▶ **Data entries**
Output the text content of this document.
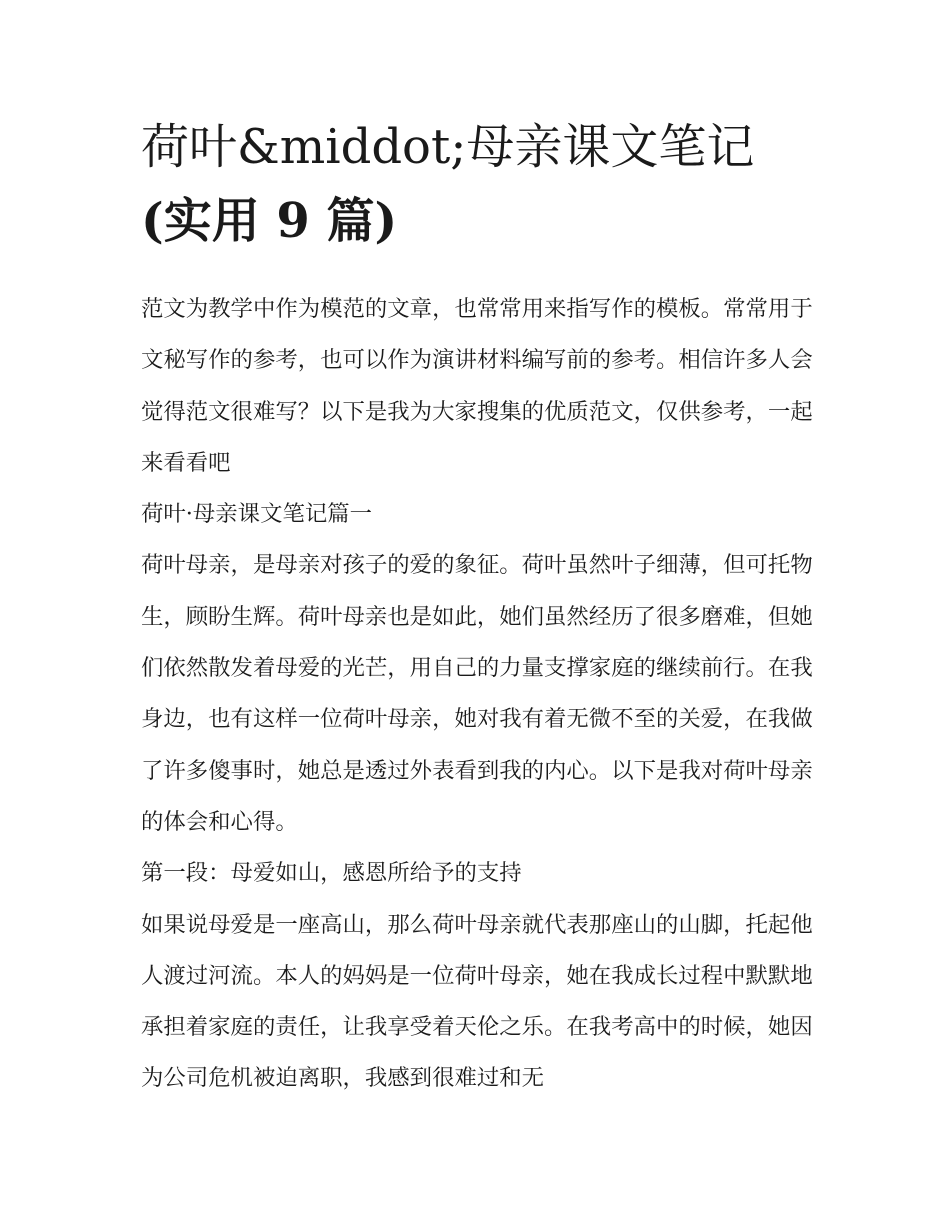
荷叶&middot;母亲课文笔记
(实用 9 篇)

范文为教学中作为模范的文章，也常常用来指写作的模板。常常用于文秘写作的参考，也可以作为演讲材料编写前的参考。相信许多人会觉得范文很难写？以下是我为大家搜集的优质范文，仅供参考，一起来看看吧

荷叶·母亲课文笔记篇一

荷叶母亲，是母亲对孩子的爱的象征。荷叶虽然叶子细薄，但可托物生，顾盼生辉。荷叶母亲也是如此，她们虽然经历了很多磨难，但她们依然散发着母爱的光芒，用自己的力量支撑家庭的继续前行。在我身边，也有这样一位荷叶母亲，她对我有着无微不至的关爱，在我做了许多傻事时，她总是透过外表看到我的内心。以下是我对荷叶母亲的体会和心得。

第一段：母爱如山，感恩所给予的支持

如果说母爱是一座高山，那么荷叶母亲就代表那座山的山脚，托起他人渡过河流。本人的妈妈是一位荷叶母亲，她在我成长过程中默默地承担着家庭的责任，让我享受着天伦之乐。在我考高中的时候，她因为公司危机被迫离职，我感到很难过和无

▶ **Task**
Copy out the data above exactly, except the pictures.

▶ **Answer to this exercise**
Output the text content of this document.
荷叶&middot;母亲课文笔记
(实用 9 篇)

范文为教学中作为模范的文章，也常常用来指写作的模板。常常用于文秘写作的参考，也可以作为演讲材料编写前的参考。相信许多人会觉得范文很难写？以下是我为大家搜集的优质范文，仅供参考，一起来看看吧

荷叶·母亲课文笔记篇一

荷叶母亲，是母亲对孩子的爱的象征。荷叶虽然叶子细薄，但可托物生，顾盼生辉。荷叶母亲也是如此，她们虽然经历了很多磨难，但她们依然散发着母爱的光芒，用自己的力量支撑家庭的继续前行。在我身边，也有这样一位荷叶母亲，她对我有着无微不至的关爱，在我做了许多傻事时，她总是透过外表看到我的内心。以下是我对荷叶母亲的体会和心得。

第一段：母爱如山，感恩所给予的支持

如果说母爱是一座高山，那么荷叶母亲就代表那座山的山脚，托起他人渡过河流。本人的妈妈是一位荷叶母亲，她在我成长过程中默默地承担着家庭的责任，让我享受着天伦之乐。在我考高中的时候，她因为公司危机被迫离职，我感到很难过和无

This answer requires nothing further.